The task: Identify all lines in the data containing the string "opgegeven". Copy them out.

Records supplied:

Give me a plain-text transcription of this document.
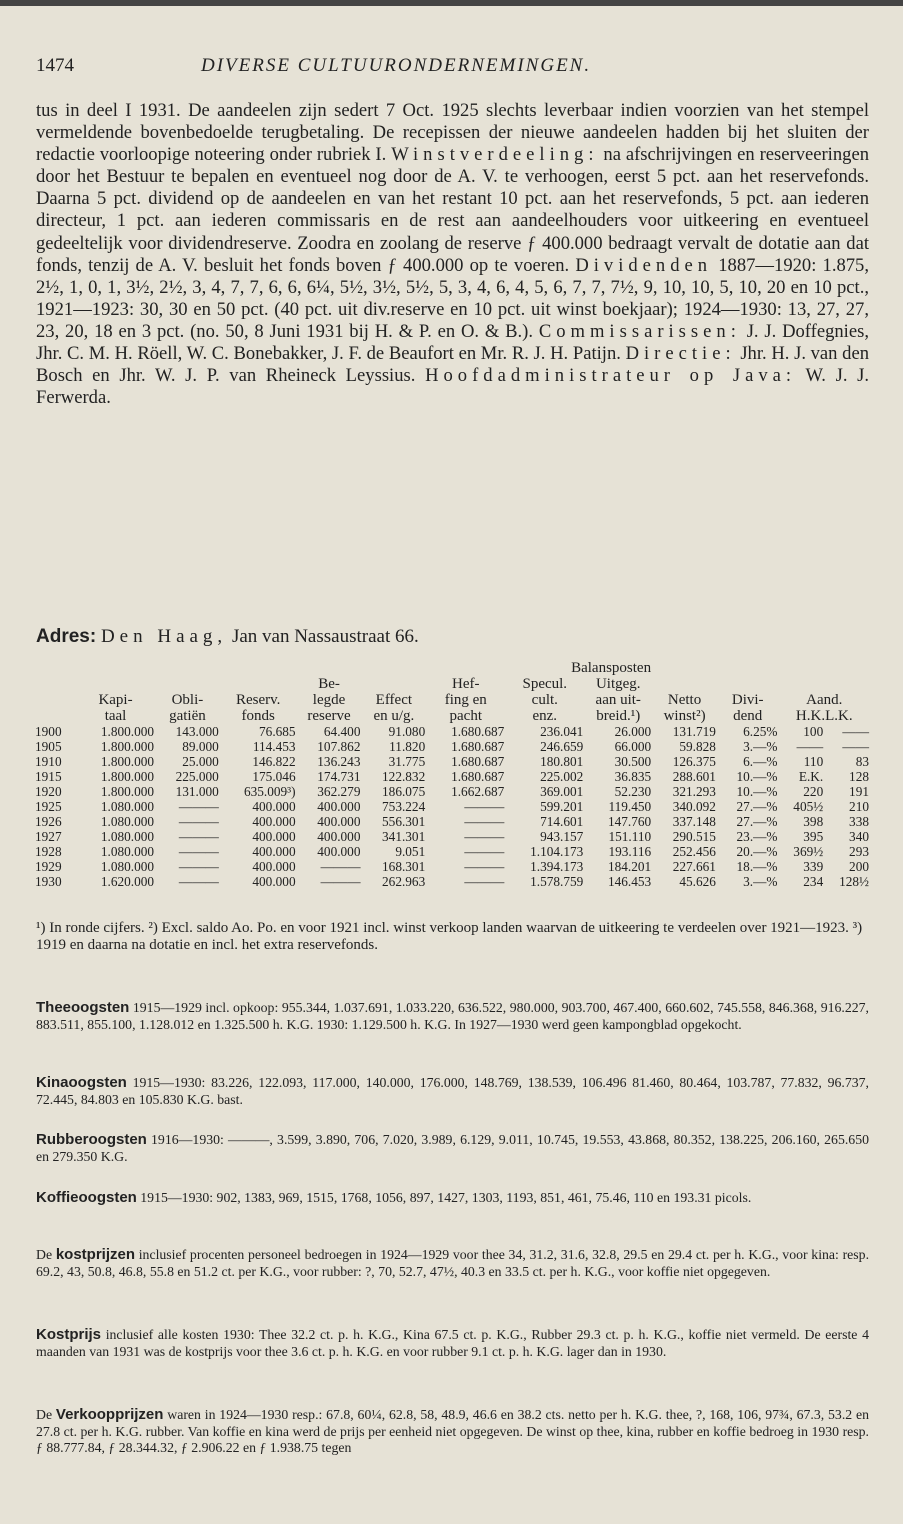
1474	DIVERSE CULTUURONDERNEMINGEN.
tus in deel I 1931. De aandeelen zijn sedert 7 Oct. 1925 slechts leverbaar indien voorzien van het stempel vermeldende bovenbedoelde terugbetaling. De recepissen der nieuwe aandeelen hadden bij het sluiten der redactie voorloopige noteering onder rubriek I. Winstverdeeling: na afschrijvingen en reserveeringen door het Bestuur te bepalen en eventueel nog door de A. V. te verhoogen, eerst 5 pct. aan het reservefonds. Daarna 5 pct. dividend op de aandeelen en van het restant 10 pct. aan het reservefonds, 5 pct. aan iederen directeur, 1 pct. aan iederen commissaris en de rest aan aandeelhouders voor uitkeering en eventueel gedeeltelijk voor dividendreserve. Zoodra en zoolang de reserve ƒ 400.000 bedraagt vervalt de dotatie aan dat fonds, tenzij de A. V. besluit het fonds boven ƒ 400.000 op te voeren. Dividenden 1887—1920: 1.875, 2½, 1, 0, 1, 3½, 2½, 3, 4, 7, 7, 6, 6, 6¼, 5½, 3½, 5½, 5, 3, 4, 6, 4, 5, 6, 7, 7, 7½, 9, 10, 10, 5, 10, 20 en 10 pct., 1921—1923: 30, 30 en 50 pct. (40 pct. uit div.reserve en 10 pct. uit winst boekjaar); 1924—1930: 13, 27, 27, 23, 20, 18 en 3 pct. (no. 50, 8 Juni 1931 bij H. & P. en O. & B.). Commissarissen: J. J. Doffegnies, Jhr. C. M. H. Röell, W. C. Bonebakker, J. F. de Beaufort en Mr. R. J. H. Patijn. Directie: Jhr. H. J. van den Bosch en Jhr. W. J. P. van Rheineck Leyssius. Hoofdadministrateur op Java: W. J. J. Ferwerda.
Adres: Den Haag, Jan van Nassaustraat 66.
							Balansposten					
				Be-		Hef-	Specul.	Uitgeg.				
	Kapi-	Obli-	Reserv.	legde	Effect	fing en	cult.	aan uit-	Netto	Divi-	Aand.	
	taal	gatiën	fonds	reserve	en u/g.	pacht	enz.	breid.¹)	winst²)	dend	H.K.L.K.	
1900	1.800.000	143.000	76.685	64.400	91.080	1.680.687	236.041	26.000	131.719	6.25%	100	——
1905	1.800.000	89.000	114.453	107.862	11.820	1.680.687	246.659	66.000	59.828	3.—%	——	——
1910	1.800.000	25.000	146.822	136.243	31.775	1.680.687	180.801	30.500	126.375	6.—%	110	83
1915	1.800.000	225.000	175.046	174.731	122.832	1.680.687	225.002	36.835	288.601	10.—%	E.K.	128
1920	1.800.000	131.000	635.009³)	362.279	186.075	1.662.687	369.001	52.230	321.293	10.—%	220	191
1925	1.080.000	———	400.000	400.000	753.224	———	599.201	119.450	340.092	27.—%	405½	210
1926	1.080.000	———	400.000	400.000	556.301	———	714.601	147.760	337.148	27.—%	398	338
1927	1.080.000	———	400.000	400.000	341.301	———	943.157	151.110	290.515	23.—%	395	340
1928	1.080.000	———	400.000	400.000	9.051	———	1.104.173	193.116	252.456	20.—%	369½	293
1929	1.080.000	———	400.000	———	168.301	———	1.394.173	184.201	227.661	18.—%	339	200
1930	1.620.000	———	400.000	———	262.963	———	1.578.759	146.453	45.626	3.—%	234	128½
¹) In ronde cijfers. ²) Excl. saldo Ao. Po. en voor 1921 incl. winst verkoop landen waarvan de uitkeering te verdeelen over 1921—1923. ³) 1919 en daarna na dotatie en incl. het extra reservefonds.
Theeoogsten 1915—1929 incl. opkoop: 955.344, 1.037.691, 1.033.220, 636.522, 980.000, 903.700, 467.400, 660.602, 745.558, 846.368, 916.227, 883.511, 855.100, 1.128.012 en 1.325.500 h. K.G. 1930: 1.129.500 h. K.G. In 1927—1930 werd geen kampongblad opgekocht.
Kinaoogsten 1915—1930: 83.226, 122.093, 117.000, 140.000, 176.000, 148.769, 138.539, 106.496 81.460, 80.464, 103.787, 77.832, 96.737, 72.445, 84.803 en 105.830 K.G. bast.
Rubberoogsten 1916—1930: ———, 3.599, 3.890, 706, 7.020, 3.989, 6.129, 9.011, 10.745, 19.553, 43.868, 80.352, 138.225, 206.160, 265.650 en 279.350 K.G.
Koffieoogsten 1915—1930: 902, 1383, 969, 1515, 1768, 1056, 897, 1427, 1303, 1193, 851, 461, 75.46, 110 en 193.31 picols.
De kostprijzen inclusief procenten personeel bedroegen in 1924—1929 voor thee 34, 31.2, 31.6, 32.8, 29.5 en 29.4 ct. per h. K.G., voor kina: resp. 69.2, 43, 50.8, 46.8, 55.8 en 51.2 ct. per K.G., voor rubber: ?, 70, 52.7, 47½, 40.3 en 33.5 ct. per h. K.G., voor koffie niet opgegeven.
Kostprijs inclusief alle kosten 1930: Thee 32.2 ct. p. h. K.G., Kina 67.5 ct. p. K.G., Rubber 29.3 ct. p. h. K.G., koffie niet vermeld. De eerste 4 maanden van 1931 was de kostprijs voor thee 3.6 ct. p. h. K.G. en voor rubber 9.1 ct. p. h. K.G. lager dan in 1930.
De Verkoopprijzen waren in 1924—1930 resp.: 67.8, 60¼, 62.8, 58, 48.9, 46.6 en 38.2 cts. netto per h. K.G. thee, ?, 168, 106, 97¾, 67.3, 53.2 en 27.8 ct. per h. K.G. rubber. Van koffie en kina werd de prijs per eenheid niet opgegeven. De winst op thee, kina, rubber en koffie bedroeg in 1930 resp. ƒ 88.777.84, ƒ 28.344.32, ƒ 2.906.22 en ƒ 1.938.75 tegen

Task output:
De kostprijzen inclusief procenten personeel bedroegen in 1924—1929 voor thee 34, 31.2, 31.6, 32.8, 29.5 en 29.4 ct. per h. K.G., voor kina: resp. 69.2, 43, 50.8, 46.8, 55.8 en 51.2 ct. per K.G., voor rubber: ?, 70, 52.7, 47½, 40.3 en 33.5 ct. per h. K.G., voor koffie niet opgegeven.
De Verkoopprijzen waren in 1924—1930 resp.: 67.8, 60¼, 62.8, 58, 48.9, 46.6 en 38.2 cts. netto per h. K.G. thee, ?, 168, 106, 97¾, 67.3, 53.2 en 27.8 ct. per h. K.G. rubber. Van koffie en kina werd de prijs per eenheid niet opgegeven. De winst op thee, kina, rubber en koffie bedroeg in 1930 resp. ƒ 88.777.84, ƒ 28.344.32, ƒ 2.906.22 en ƒ 1.938.75 tegen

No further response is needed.